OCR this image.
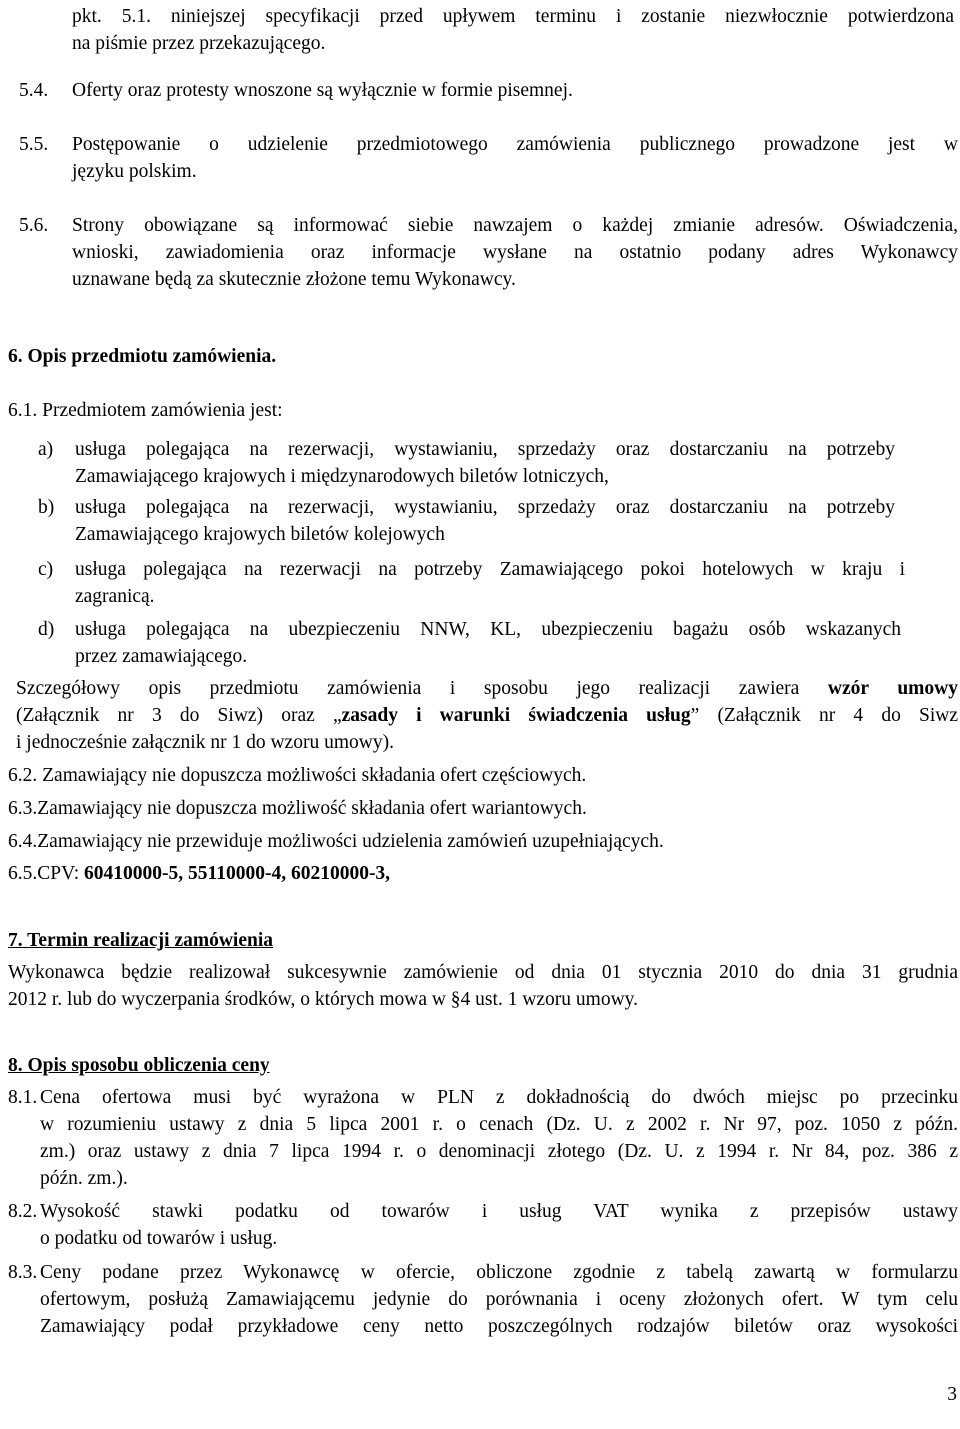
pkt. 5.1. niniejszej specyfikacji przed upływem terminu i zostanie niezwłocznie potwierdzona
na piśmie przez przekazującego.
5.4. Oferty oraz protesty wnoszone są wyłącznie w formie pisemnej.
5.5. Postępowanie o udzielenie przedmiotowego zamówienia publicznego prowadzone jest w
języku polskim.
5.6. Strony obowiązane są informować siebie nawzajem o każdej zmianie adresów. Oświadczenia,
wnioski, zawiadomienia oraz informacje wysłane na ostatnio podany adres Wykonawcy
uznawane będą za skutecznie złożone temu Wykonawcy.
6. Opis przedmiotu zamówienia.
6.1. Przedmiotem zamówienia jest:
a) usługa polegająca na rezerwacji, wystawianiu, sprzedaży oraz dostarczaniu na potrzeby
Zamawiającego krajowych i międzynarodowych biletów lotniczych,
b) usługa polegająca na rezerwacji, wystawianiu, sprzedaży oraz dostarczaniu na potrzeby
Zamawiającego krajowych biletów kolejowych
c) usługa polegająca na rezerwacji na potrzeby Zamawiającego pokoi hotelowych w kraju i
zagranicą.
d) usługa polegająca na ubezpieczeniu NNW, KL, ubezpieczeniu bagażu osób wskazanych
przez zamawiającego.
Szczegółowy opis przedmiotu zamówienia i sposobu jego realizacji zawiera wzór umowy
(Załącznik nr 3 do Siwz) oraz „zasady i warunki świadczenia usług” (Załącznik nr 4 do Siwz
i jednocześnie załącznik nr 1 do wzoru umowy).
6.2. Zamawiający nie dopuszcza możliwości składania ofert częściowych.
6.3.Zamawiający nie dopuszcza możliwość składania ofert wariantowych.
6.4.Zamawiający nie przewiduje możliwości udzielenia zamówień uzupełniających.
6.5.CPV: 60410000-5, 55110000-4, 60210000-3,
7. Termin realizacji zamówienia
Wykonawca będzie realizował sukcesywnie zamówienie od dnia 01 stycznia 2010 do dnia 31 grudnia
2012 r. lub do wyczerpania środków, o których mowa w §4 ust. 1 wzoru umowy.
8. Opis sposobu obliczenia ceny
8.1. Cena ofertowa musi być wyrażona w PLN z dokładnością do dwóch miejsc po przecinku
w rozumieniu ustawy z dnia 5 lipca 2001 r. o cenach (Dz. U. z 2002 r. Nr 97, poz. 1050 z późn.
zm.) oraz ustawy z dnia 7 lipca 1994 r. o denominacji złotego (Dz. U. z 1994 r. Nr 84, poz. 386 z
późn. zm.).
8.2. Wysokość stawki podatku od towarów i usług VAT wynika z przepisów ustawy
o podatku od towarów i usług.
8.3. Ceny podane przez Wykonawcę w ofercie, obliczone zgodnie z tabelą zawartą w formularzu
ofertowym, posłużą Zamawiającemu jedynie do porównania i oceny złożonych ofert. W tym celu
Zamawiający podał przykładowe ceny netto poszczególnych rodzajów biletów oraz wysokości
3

--

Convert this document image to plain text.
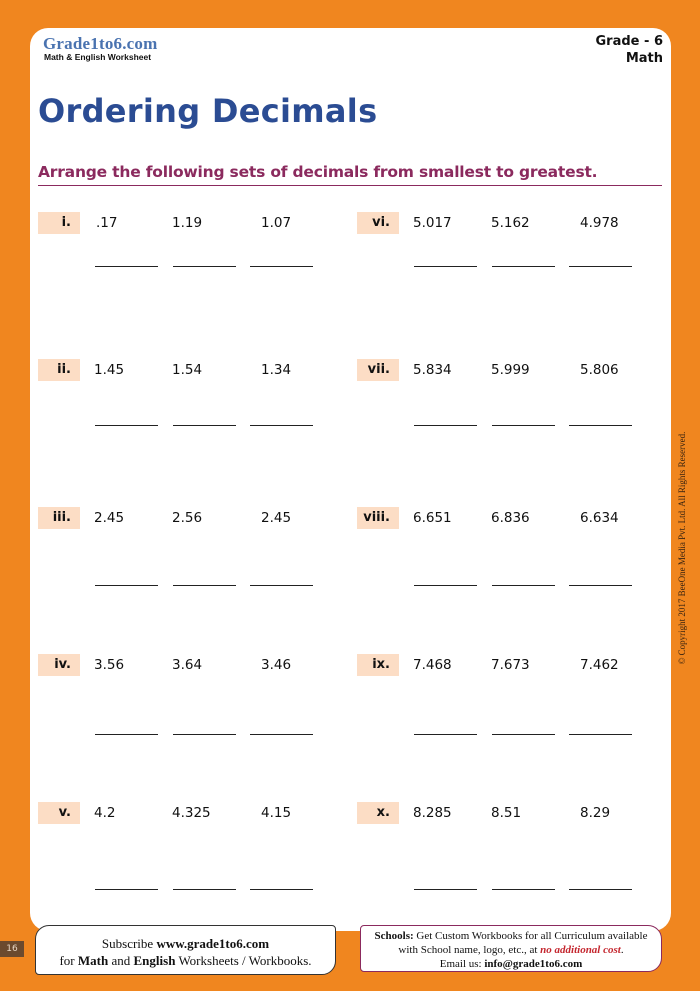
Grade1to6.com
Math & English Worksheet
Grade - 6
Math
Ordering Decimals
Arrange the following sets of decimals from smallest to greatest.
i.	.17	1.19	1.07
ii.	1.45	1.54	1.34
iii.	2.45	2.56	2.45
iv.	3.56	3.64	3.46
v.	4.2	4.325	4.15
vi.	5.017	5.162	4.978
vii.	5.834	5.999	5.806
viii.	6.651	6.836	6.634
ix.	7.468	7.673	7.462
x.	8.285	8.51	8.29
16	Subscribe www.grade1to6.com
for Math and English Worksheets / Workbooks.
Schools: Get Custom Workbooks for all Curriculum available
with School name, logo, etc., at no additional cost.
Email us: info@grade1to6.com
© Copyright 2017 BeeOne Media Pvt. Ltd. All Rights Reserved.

● **Short exercise**:
Pull out each line holding the string "towarów".

● **Task solution**:
8.2. Wysokość stawki podatku od towarów i usług VAT wynika z przepisów ustawy
o podatku od towarów i usług.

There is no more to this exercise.